Instructions to follow -
Return each line of the listing that contains the string "高层次人才".
+ + + +
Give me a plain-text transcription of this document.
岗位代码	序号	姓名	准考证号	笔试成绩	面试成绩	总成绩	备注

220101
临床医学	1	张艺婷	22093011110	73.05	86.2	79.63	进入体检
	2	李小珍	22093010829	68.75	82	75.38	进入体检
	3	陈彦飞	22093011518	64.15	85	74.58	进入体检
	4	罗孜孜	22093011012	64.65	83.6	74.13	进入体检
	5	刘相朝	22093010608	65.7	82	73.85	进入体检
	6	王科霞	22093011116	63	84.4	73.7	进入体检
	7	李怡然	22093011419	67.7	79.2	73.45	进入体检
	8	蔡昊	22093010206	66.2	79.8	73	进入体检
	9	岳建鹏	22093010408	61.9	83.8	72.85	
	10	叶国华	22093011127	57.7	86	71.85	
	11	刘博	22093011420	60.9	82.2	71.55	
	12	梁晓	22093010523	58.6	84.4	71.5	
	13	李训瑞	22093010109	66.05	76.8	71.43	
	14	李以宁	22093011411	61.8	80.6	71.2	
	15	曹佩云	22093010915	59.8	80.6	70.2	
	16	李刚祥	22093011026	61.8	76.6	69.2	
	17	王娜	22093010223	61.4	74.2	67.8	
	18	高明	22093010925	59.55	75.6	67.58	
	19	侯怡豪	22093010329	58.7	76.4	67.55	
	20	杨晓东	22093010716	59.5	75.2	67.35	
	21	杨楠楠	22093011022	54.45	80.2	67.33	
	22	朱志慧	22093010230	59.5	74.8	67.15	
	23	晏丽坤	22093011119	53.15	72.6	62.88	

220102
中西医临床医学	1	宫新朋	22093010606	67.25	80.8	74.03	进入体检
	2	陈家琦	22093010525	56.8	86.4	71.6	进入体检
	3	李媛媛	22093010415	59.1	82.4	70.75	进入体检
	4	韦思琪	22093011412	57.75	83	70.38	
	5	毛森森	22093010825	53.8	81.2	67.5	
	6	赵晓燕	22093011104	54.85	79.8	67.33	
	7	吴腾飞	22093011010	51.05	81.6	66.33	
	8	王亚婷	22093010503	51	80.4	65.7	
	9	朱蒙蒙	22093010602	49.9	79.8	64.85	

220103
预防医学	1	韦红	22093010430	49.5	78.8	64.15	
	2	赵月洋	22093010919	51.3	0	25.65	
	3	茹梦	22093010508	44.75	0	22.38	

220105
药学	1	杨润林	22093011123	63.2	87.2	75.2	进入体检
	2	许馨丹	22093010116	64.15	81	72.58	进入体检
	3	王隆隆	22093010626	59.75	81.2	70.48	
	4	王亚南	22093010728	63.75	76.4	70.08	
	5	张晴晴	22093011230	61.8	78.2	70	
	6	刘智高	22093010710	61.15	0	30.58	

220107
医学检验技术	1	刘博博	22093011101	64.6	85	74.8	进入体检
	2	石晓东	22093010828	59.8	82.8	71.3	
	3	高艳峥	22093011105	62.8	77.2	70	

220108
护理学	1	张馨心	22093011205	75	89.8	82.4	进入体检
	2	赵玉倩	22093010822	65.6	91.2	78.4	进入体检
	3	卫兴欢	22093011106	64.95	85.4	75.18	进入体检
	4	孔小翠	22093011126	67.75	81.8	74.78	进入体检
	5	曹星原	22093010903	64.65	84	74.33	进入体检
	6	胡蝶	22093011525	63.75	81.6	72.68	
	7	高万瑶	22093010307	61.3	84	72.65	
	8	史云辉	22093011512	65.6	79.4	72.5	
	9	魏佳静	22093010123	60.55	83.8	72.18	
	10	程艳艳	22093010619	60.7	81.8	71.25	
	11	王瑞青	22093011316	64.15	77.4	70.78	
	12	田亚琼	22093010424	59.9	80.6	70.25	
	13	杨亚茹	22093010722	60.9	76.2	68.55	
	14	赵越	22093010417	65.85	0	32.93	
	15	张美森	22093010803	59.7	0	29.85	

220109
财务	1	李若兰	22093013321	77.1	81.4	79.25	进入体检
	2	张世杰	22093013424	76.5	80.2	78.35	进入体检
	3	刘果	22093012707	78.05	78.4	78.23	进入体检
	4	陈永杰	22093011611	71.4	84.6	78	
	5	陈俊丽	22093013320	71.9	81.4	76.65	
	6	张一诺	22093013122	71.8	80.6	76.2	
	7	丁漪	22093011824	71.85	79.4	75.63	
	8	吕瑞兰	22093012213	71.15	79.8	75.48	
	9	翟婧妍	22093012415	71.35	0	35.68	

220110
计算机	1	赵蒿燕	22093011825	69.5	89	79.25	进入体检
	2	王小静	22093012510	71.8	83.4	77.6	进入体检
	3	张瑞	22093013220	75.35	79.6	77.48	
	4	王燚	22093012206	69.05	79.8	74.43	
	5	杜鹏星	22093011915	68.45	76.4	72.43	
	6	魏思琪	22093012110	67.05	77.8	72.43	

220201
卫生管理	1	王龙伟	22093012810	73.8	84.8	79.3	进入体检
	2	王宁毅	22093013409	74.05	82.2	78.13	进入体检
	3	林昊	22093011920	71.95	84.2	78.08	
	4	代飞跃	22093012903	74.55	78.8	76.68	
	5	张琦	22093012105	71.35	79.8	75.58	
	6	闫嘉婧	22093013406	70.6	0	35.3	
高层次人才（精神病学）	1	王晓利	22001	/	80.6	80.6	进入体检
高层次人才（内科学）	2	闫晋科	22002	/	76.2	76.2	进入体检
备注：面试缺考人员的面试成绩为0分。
+ + + +
Result of the task -
高层次人才（精神病学）	1	王晓利	22001	/	80.6	80.6	进入体检
高层次人才（内科学）	2	闫晋科	22002	/	76.2	76.2	进入体检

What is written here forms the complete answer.